Problem to work on: Return each line of the records below with no changes, leaving out the pictures.
* start *
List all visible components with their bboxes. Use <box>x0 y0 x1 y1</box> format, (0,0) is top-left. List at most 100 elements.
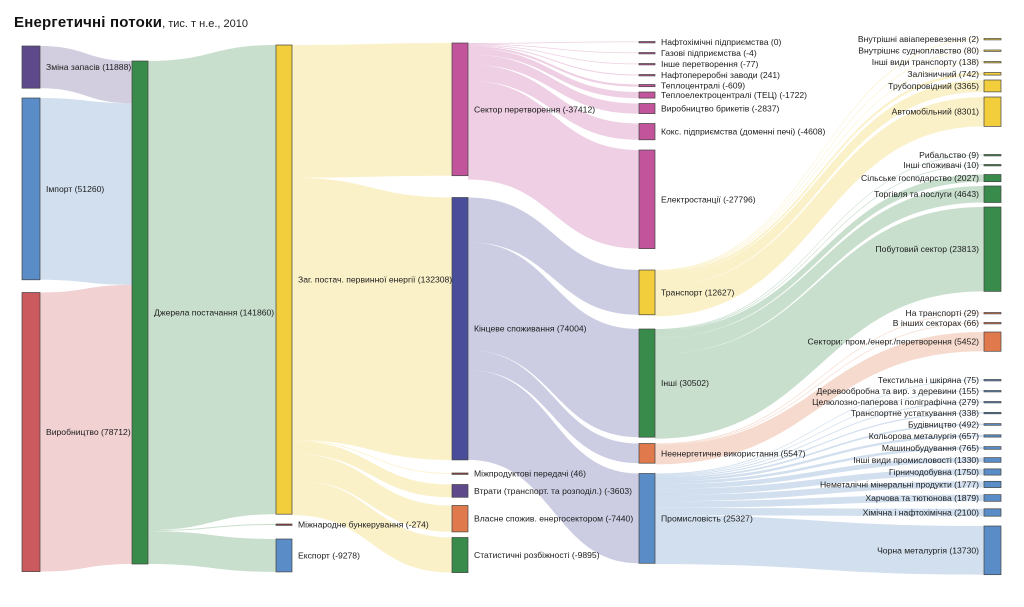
sankey-node-mizhprod[interactable] <box>451 472 469 475</box>
sankey-link-prom-kolorova[interactable] <box>655 434 984 482</box>
sankey-link-prom-tekstyl[interactable] <box>655 379 984 475</box>
sankey-link-kintseve-transport[interactable] <box>468 197 639 315</box>
sankey-link-zag-vlasne[interactable] <box>292 453 452 532</box>
sankey-link-prom-chorna[interactable] <box>655 515 984 575</box>
sankey-node-rybal[interactable] <box>983 154 1002 157</box>
sankey-link-vyrob-dzherela[interactable] <box>40 284 132 572</box>
sankey-node-in_spozh[interactable] <box>983 164 1002 167</box>
sankey-node-vlasne[interactable] <box>451 505 469 533</box>
sankey-link-kintseve-inshi[interactable] <box>468 242 639 438</box>
sankey-link-prom-derevo[interactable] <box>655 390 984 476</box>
sankey-link-prom-khimichna[interactable] <box>655 508 984 517</box>
sankey-link-sektor-koks[interactable] <box>468 64 639 140</box>
sankey-link-prom-inshi_prom[interactable] <box>655 457 984 489</box>
sankey-link-neenerg-sektory_prom[interactable] <box>655 332 984 465</box>
sankey-node-na_transp[interactable] <box>983 312 1002 315</box>
sankey-link-prom-tseliuloza[interactable] <box>655 401 984 477</box>
sankey-node-bunker[interactable] <box>275 523 293 526</box>
sankey-link-zag-stat[interactable] <box>292 480 452 573</box>
sankey-link-prom-kharcho[interactable] <box>655 494 984 508</box>
sankey-link-inshi-pobut[interactable] <box>655 207 984 439</box>
sankey-node-vtraty[interactable] <box>451 484 469 498</box>
sankey-node-sektor[interactable] <box>451 42 469 177</box>
sankey-link-zmina-dzherela[interactable] <box>40 46 132 104</box>
sankey-node-npz[interactable] <box>638 74 656 77</box>
sankey-link-kintseve-neenerg[interactable] <box>468 350 639 464</box>
sankey-link-sektor-inshe_per[interactable] <box>468 44 639 65</box>
sankey-node-naftohim[interactable] <box>638 41 656 44</box>
sankey-node-nemetal[interactable] <box>983 480 1002 488</box>
sankey-link-zag-sektor[interactable] <box>292 43 452 178</box>
sankey-node-sudno[interactable] <box>983 49 1002 52</box>
sankey-link-zag-mizhprod[interactable] <box>292 440 452 474</box>
sankey-link-transport-avia[interactable] <box>655 38 984 271</box>
sankey-link-inshi-silske[interactable] <box>655 174 984 338</box>
sankey-link-zag-vtraty[interactable] <box>292 440 452 498</box>
sankey-link-sektor-teplots[interactable] <box>468 46 639 87</box>
sankey-node-kintseve[interactable] <box>451 197 469 461</box>
sankey-node-mashyno[interactable] <box>983 446 1002 450</box>
sankey-link-sektor-naftohim[interactable] <box>468 41 639 44</box>
sankey-link-inshi-in_spozh[interactable] <box>655 164 984 331</box>
sankey-node-inshi_prom[interactable] <box>983 457 1002 463</box>
sankey-node-stat[interactable] <box>451 537 469 573</box>
sankey-link-prom-transp_ustat[interactable] <box>655 412 984 478</box>
sankey-node-prom[interactable] <box>638 473 656 564</box>
sankey-link-dzherela-export[interactable] <box>148 531 276 572</box>
sankey-node-inshi[interactable] <box>638 328 656 438</box>
sankey-link-zag-kintseve[interactable] <box>292 177 452 460</box>
sankey-node-derevo[interactable] <box>983 390 1002 393</box>
sankey-node-kolorova[interactable] <box>983 434 1002 438</box>
sankey-link-sektor-elektro[interactable] <box>468 80 639 249</box>
sankey-node-kharcho[interactable] <box>983 494 1002 502</box>
sankey-link-prom-hirnycho[interactable] <box>655 468 984 495</box>
sankey-node-neenerg[interactable] <box>638 443 656 464</box>
sankey-node-avto[interactable] <box>983 96 1002 127</box>
sankey-node-import[interactable] <box>21 97 41 281</box>
sankey-link-dzherela-zag[interactable] <box>148 45 276 531</box>
sankey-node-in_transp[interactable] <box>983 61 1002 64</box>
sankey-node-v_inshykh[interactable] <box>983 322 1002 325</box>
sankey-node-koks[interactable] <box>638 123 656 141</box>
sankey-link-sektor-brykety[interactable] <box>468 54 639 114</box>
sankey-link-prom-budiv[interactable] <box>655 423 984 479</box>
sankey-link-transport-in_transp[interactable] <box>655 61 984 273</box>
sankey-node-vyrob[interactable] <box>21 292 41 572</box>
sankey-link-transport-sudno[interactable] <box>655 50 984 272</box>
sankey-node-trubo[interactable] <box>983 79 1002 93</box>
sankey-node-chorna[interactable] <box>983 525 1002 576</box>
sankey-link-sektor-npz[interactable] <box>468 45 639 76</box>
sankey-node-torhivlia[interactable] <box>983 185 1002 203</box>
sankey-link-import-dzherela[interactable] <box>40 98 132 285</box>
sankey-link-sektor-tets[interactable] <box>468 48 639 99</box>
sankey-node-pobut[interactable] <box>983 206 1002 292</box>
sankey-node-export[interactable] <box>275 538 293 573</box>
sankey-node-inshe_per[interactable] <box>638 63 656 66</box>
sankey-link-transport-zalizn[interactable] <box>655 72 984 276</box>
sankey-link-sektor-gazovi[interactable] <box>468 43 639 54</box>
sankey-link-inshi-rybal[interactable] <box>655 154 984 330</box>
sankey-node-elektro[interactable] <box>638 149 656 249</box>
sankey-node-silske[interactable] <box>983 174 1002 183</box>
sankey-link-prom-mashyno[interactable] <box>655 446 984 485</box>
sankey-link-transport-trubo[interactable] <box>655 80 984 287</box>
sankey-node-zmina[interactable] <box>21 45 41 89</box>
sankey-link-inshi-torhivlia[interactable] <box>655 186 984 355</box>
sankey-node-tekstyl[interactable] <box>983 379 1002 382</box>
sankey-node-zalizn[interactable] <box>983 72 1002 76</box>
sankey-node-dzherela[interactable] <box>131 60 149 565</box>
sankey-link-prom-nemetal[interactable] <box>655 481 984 502</box>
sankey-link-transport-avto[interactable] <box>655 97 984 317</box>
sankey-node-zag[interactable] <box>275 44 293 515</box>
sankey-link-neenerg-na_transp[interactable] <box>655 312 984 445</box>
sankey-node-avia[interactable] <box>983 38 1002 41</box>
sankey-node-tseliuloza[interactable] <box>983 401 1002 404</box>
sankey-node-budiv[interactable] <box>983 423 1002 426</box>
sankey-node-brykety[interactable] <box>638 103 656 114</box>
sankey-node-tets[interactable] <box>638 91 656 99</box>
sankey-link-dzherela-bunker[interactable] <box>148 524 276 532</box>
sankey-node-sektory_prom[interactable] <box>983 331 1002 352</box>
sankey-node-teplots[interactable] <box>638 84 656 88</box>
sankey-node-gazovi[interactable] <box>638 52 656 55</box>
sankey-node-transp_ustat[interactable] <box>983 412 1002 415</box>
* end *
Reply to the exercise:
List all visible components with their bboxes. Use <box>x0 y0 x1 y1</box> format, (0,0) is top-left. List at most 100 elements.
sankey-node-mizhprod[interactable] <box>451 472 469 475</box>
sankey-link-prom-kolorova[interactable] <box>655 434 984 482</box>
sankey-link-prom-tekstyl[interactable] <box>655 379 984 475</box>
sankey-link-kintseve-transport[interactable] <box>468 197 639 315</box>
sankey-link-zag-vlasne[interactable] <box>292 453 452 532</box>
sankey-link-prom-chorna[interactable] <box>655 515 984 575</box>
sankey-node-rybal[interactable] <box>983 154 1002 157</box>
sankey-link-vyrob-dzherela[interactable] <box>40 284 132 572</box>
sankey-node-in_spozh[interactable] <box>983 164 1002 167</box>
sankey-node-vlasne[interactable] <box>451 505 469 533</box>
sankey-link-kintseve-inshi[interactable] <box>468 242 639 438</box>
sankey-link-prom-derevo[interactable] <box>655 390 984 476</box>
sankey-link-prom-khimichna[interactable] <box>655 508 984 517</box>
sankey-link-sektor-koks[interactable] <box>468 64 639 140</box>
sankey-link-prom-inshi_prom[interactable] <box>655 457 984 489</box>
sankey-link-neenerg-sektory_prom[interactable] <box>655 332 984 465</box>
sankey-node-na_transp[interactable] <box>983 312 1002 315</box>
sankey-link-prom-tseliuloza[interactable] <box>655 401 984 477</box>
sankey-node-bunker[interactable] <box>275 523 293 526</box>
sankey-link-zag-stat[interactable] <box>292 480 452 573</box>
sankey-link-prom-kharcho[interactable] <box>655 494 984 508</box>
sankey-link-inshi-pobut[interactable] <box>655 207 984 439</box>
sankey-node-vtraty[interactable] <box>451 484 469 498</box>
sankey-node-sektor[interactable] <box>451 42 469 177</box>
sankey-link-zmina-dzherela[interactable] <box>40 46 132 104</box>
sankey-node-npz[interactable] <box>638 74 656 77</box>
sankey-link-kintseve-neenerg[interactable] <box>468 350 639 464</box>
sankey-link-sektor-inshe_per[interactable] <box>468 44 639 65</box>
sankey-node-naftohim[interactable] <box>638 41 656 44</box>
sankey-node-nemetal[interactable] <box>983 480 1002 488</box>
sankey-link-zag-sektor[interactable] <box>292 43 452 178</box>
sankey-node-sudno[interactable] <box>983 49 1002 52</box>
sankey-link-zag-mizhprod[interactable] <box>292 440 452 474</box>
sankey-link-transport-avia[interactable] <box>655 38 984 271</box>
sankey-link-inshi-silske[interactable] <box>655 174 984 338</box>
sankey-link-zag-vtraty[interactable] <box>292 440 452 498</box>
sankey-link-sektor-teplots[interactable] <box>468 46 639 87</box>
sankey-node-kintseve[interactable] <box>451 197 469 461</box>
sankey-node-mashyno[interactable] <box>983 446 1002 450</box>
sankey-link-sektor-naftohim[interactable] <box>468 41 639 44</box>
sankey-link-inshi-in_spozh[interactable] <box>655 164 984 331</box>
sankey-node-inshi_prom[interactable] <box>983 457 1002 463</box>
sankey-node-stat[interactable] <box>451 537 469 573</box>
sankey-link-prom-transp_ustat[interactable] <box>655 412 984 478</box>
sankey-node-prom[interactable] <box>638 473 656 564</box>
sankey-link-dzherela-export[interactable] <box>148 531 276 572</box>
sankey-node-inshi[interactable] <box>638 328 656 438</box>
sankey-link-zag-kintseve[interactable] <box>292 177 452 460</box>
sankey-node-derevo[interactable] <box>983 390 1002 393</box>
sankey-node-kolorova[interactable] <box>983 434 1002 438</box>
sankey-link-sektor-elektro[interactable] <box>468 80 639 249</box>
sankey-node-kharcho[interactable] <box>983 494 1002 502</box>
sankey-link-prom-hirnycho[interactable] <box>655 468 984 495</box>
sankey-node-neenerg[interactable] <box>638 443 656 464</box>
sankey-node-avto[interactable] <box>983 96 1002 127</box>
sankey-node-import[interactable] <box>21 97 41 281</box>
sankey-link-dzherela-zag[interactable] <box>148 45 276 531</box>
sankey-node-in_transp[interactable] <box>983 61 1002 64</box>
sankey-node-v_inshykh[interactable] <box>983 322 1002 325</box>
sankey-node-koks[interactable] <box>638 123 656 141</box>
sankey-link-sektor-brykety[interactable] <box>468 54 639 114</box>
sankey-link-prom-budiv[interactable] <box>655 423 984 479</box>
sankey-link-transport-in_transp[interactable] <box>655 61 984 273</box>
sankey-node-vyrob[interactable] <box>21 292 41 572</box>
sankey-link-transport-sudno[interactable] <box>655 50 984 272</box>
sankey-node-trubo[interactable] <box>983 79 1002 93</box>
sankey-node-chorna[interactable] <box>983 525 1002 576</box>
sankey-link-sektor-npz[interactable] <box>468 45 639 76</box>
sankey-node-torhivlia[interactable] <box>983 185 1002 203</box>
sankey-link-import-dzherela[interactable] <box>40 98 132 285</box>
sankey-link-sektor-tets[interactable] <box>468 48 639 99</box>
sankey-node-pobut[interactable] <box>983 206 1002 292</box>
sankey-node-export[interactable] <box>275 538 293 573</box>
sankey-node-inshe_per[interactable] <box>638 63 656 66</box>
sankey-link-transport-zalizn[interactable] <box>655 72 984 276</box>
sankey-link-sektor-gazovi[interactable] <box>468 43 639 54</box>
sankey-link-inshi-rybal[interactable] <box>655 154 984 330</box>
sankey-node-elektro[interactable] <box>638 149 656 249</box>
sankey-node-silske[interactable] <box>983 174 1002 183</box>
sankey-link-prom-mashyno[interactable] <box>655 446 984 485</box>
sankey-link-transport-trubo[interactable] <box>655 80 984 287</box>
sankey-node-zmina[interactable] <box>21 45 41 89</box>
sankey-link-inshi-torhivlia[interactable] <box>655 186 984 355</box>
sankey-node-tekstyl[interactable] <box>983 379 1002 382</box>
sankey-node-zalizn[interactable] <box>983 72 1002 76</box>
sankey-node-dzherela[interactable] <box>131 60 149 565</box>
sankey-link-prom-nemetal[interactable] <box>655 481 984 502</box>
sankey-link-transport-avto[interactable] <box>655 97 984 317</box>
sankey-node-zag[interactable] <box>275 44 293 515</box>
sankey-link-neenerg-na_transp[interactable] <box>655 312 984 445</box>
sankey-node-avia[interactable] <box>983 38 1002 41</box>
sankey-node-tseliuloza[interactable] <box>983 401 1002 404</box>
sankey-node-budiv[interactable] <box>983 423 1002 426</box>
sankey-node-brykety[interactable] <box>638 103 656 114</box>
sankey-node-tets[interactable] <box>638 91 656 99</box>
sankey-link-dzherela-bunker[interactable] <box>148 524 276 532</box>
sankey-node-sektory_prom[interactable] <box>983 331 1002 352</box>
sankey-node-teplots[interactable] <box>638 84 656 88</box>
sankey-node-gazovi[interactable] <box>638 52 656 55</box>
sankey-node-transp_ustat[interactable] <box>983 412 1002 415</box>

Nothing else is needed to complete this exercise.